Records from a dataset -

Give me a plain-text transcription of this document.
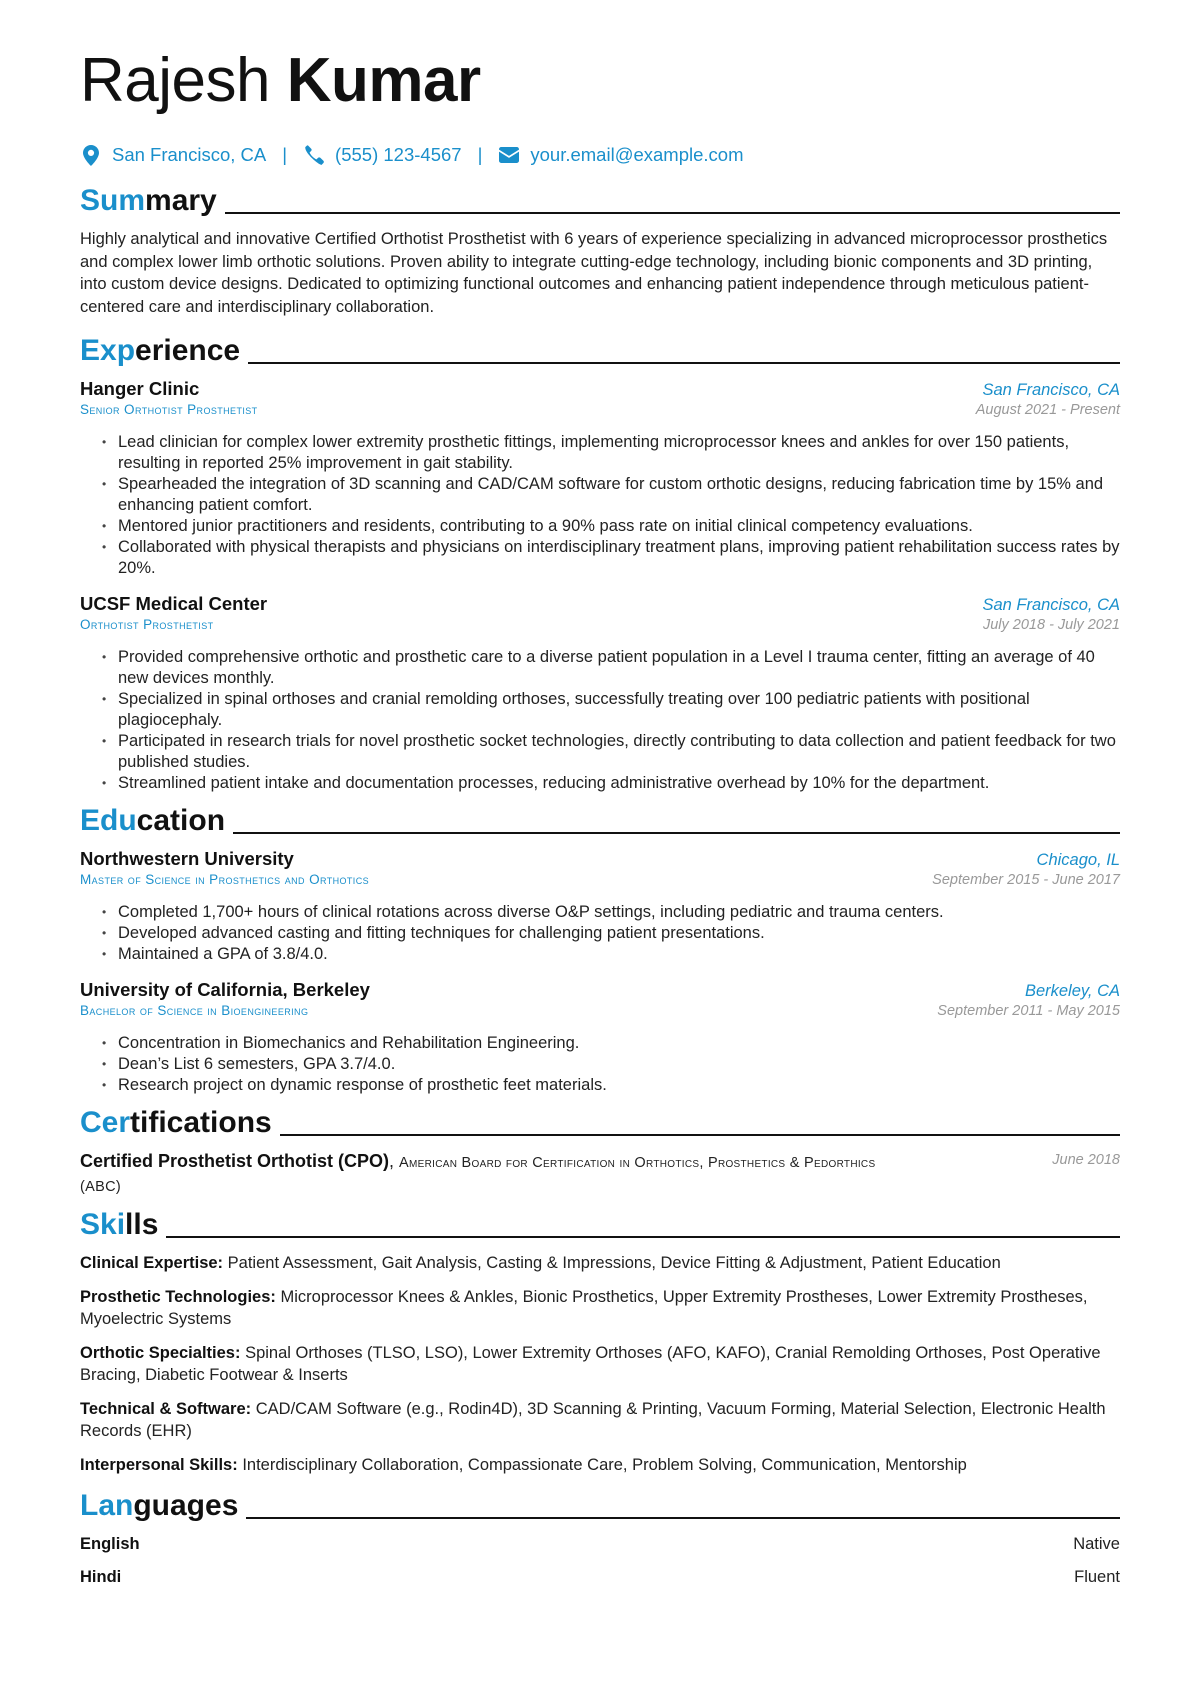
Rajesh Kumar
San Francisco, CA |	(555) 123-4567 |	your.email@example.com
Summary

Highly analytical and innovative Certified Orthotist Prosthetist with 6 years of experience specializing in advanced microprocessor prosthetics and complex lower limb orthotic solutions. Proven ability to integrate cutting-edge technology, including bionic components and 3D printing, into custom device designs. Dedicated to optimizing functional outcomes and enhancing patient independence through meticulous patient-centered care and interdisciplinary collaboration.

Experience
Hanger Clinic	San Francisco, CA
Senior Orthotist Prosthetist	August 2021 - Present
• Lead clinician for complex lower extremity prosthetic fittings, implementing microprocessor knees and ankles for over 150 patients, resulting in reported 25% improvement in gait stability.
• Spearheaded the integration of 3D scanning and CAD/CAM software for custom orthotic designs, reducing fabrication time by 15% and enhancing patient comfort.
• Mentored junior practitioners and residents, contributing to a 90% pass rate on initial clinical competency evaluations.
• Collaborated with physical therapists and physicians on interdisciplinary treatment plans, improving patient rehabilitation success rates by 20%.
UCSF Medical Center	San Francisco, CA
Orthotist Prosthetist	July 2018 - July 2021
• Provided comprehensive orthotic and prosthetic care to a diverse patient population in a Level I trauma center, fitting an average of 40 new devices monthly.
• Specialized in spinal orthoses and cranial remolding orthoses, successfully treating over 100 pediatric patients with positional plagiocephaly.
• Participated in research trials for novel prosthetic socket technologies, directly contributing to data collection and patient feedback for two published studies.
• Streamlined patient intake and documentation processes, reducing administrative overhead by 10% for the department.
Education
Northwestern University	Chicago, IL
Master of Science in Prosthetics and Orthotics	September 2015 - June 2017
• Completed 1,700+ hours of clinical rotations across diverse O&P settings, including pediatric and trauma centers.
• Developed advanced casting and fitting techniques for challenging patient presentations.
• Maintained a GPA of 3.8/4.0.
University of California, Berkeley	Berkeley, CA
Bachelor of Science in Bioengineering	September 2011 - May 2015
• Concentration in Biomechanics and Rehabilitation Engineering.
• Dean’s List 6 semesters, GPA 3.7/4.0.
• Research project on dynamic response of prosthetic feet materials.
Certifications
Certified Prosthetist Orthotist (CPO), American Board for Certification in Orthotics, Prosthetics & Pedorthics (ABC)
June 2018
Skills
Clinical Expertise: Patient Assessment, Gait Analysis, Casting & Impressions, Device Fitting & Adjustment, Patient Education
Prosthetic Technologies: Microprocessor Knees & Ankles, Bionic Prosthetics, Upper Extremity Prostheses, Lower Extremity Prostheses, Myoelectric Systems
Orthotic Specialties: Spinal Orthoses (TLSO, LSO), Lower Extremity Orthoses (AFO, KAFO), Cranial Remolding Orthoses, Post Operative Bracing, Diabetic Footwear & Inserts
Technical & Software: CAD/CAM Software (e.g., Rodin4D), 3D Scanning & Printing, Vacuum Forming, Material Selection, Electronic Health Records (EHR)
Interpersonal Skills: Interdisciplinary Collaboration, Compassionate Care, Problem Solving, Communication, Mentorship
Languages
English	Native
Hindi	Fluent
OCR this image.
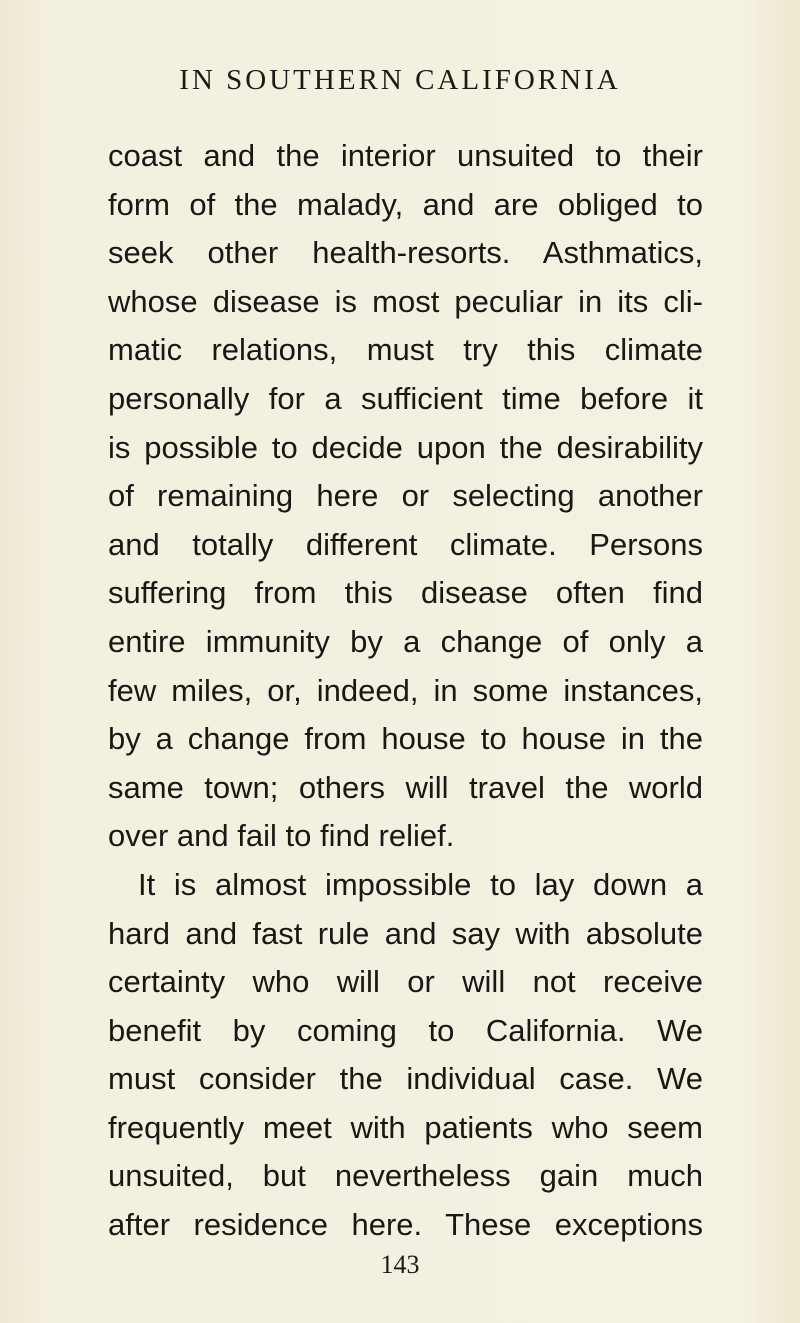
IN SOUTHERN CALIFORNIA
coast and the interior unsuited to their
form of the malady, and are obliged to
seek other health-resorts. Asthmatics,
whose disease is most peculiar in its cli-
matic relations, must try this climate
personally for a sufficient time before it
is possible to decide upon the desirability
of remaining here or selecting another
and totally different climate. Persons
suffering from this disease often find
entire immunity by a change of only a
few miles, or, indeed, in some instances,
by a change from house to house in the
same town; others will travel the world
over and fail to find relief.
It is almost impossible to lay down a
hard and fast rule and say with absolute
certainty who will or will not receive
benefit by coming to California. We
must consider the individual case. We
frequently meet with patients who seem
unsuited, but nevertheless gain much
after residence here. These exceptions
143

AIM OF THE EXERCISE -
What lines in the records contain the word "September"? Return each one.

WRITTEN ANSWER -
Master of Science in Prosthetics and Orthotics	September 2015 - June 2017
Bachelor of Science in Bioengineering	September 2011 - May 2015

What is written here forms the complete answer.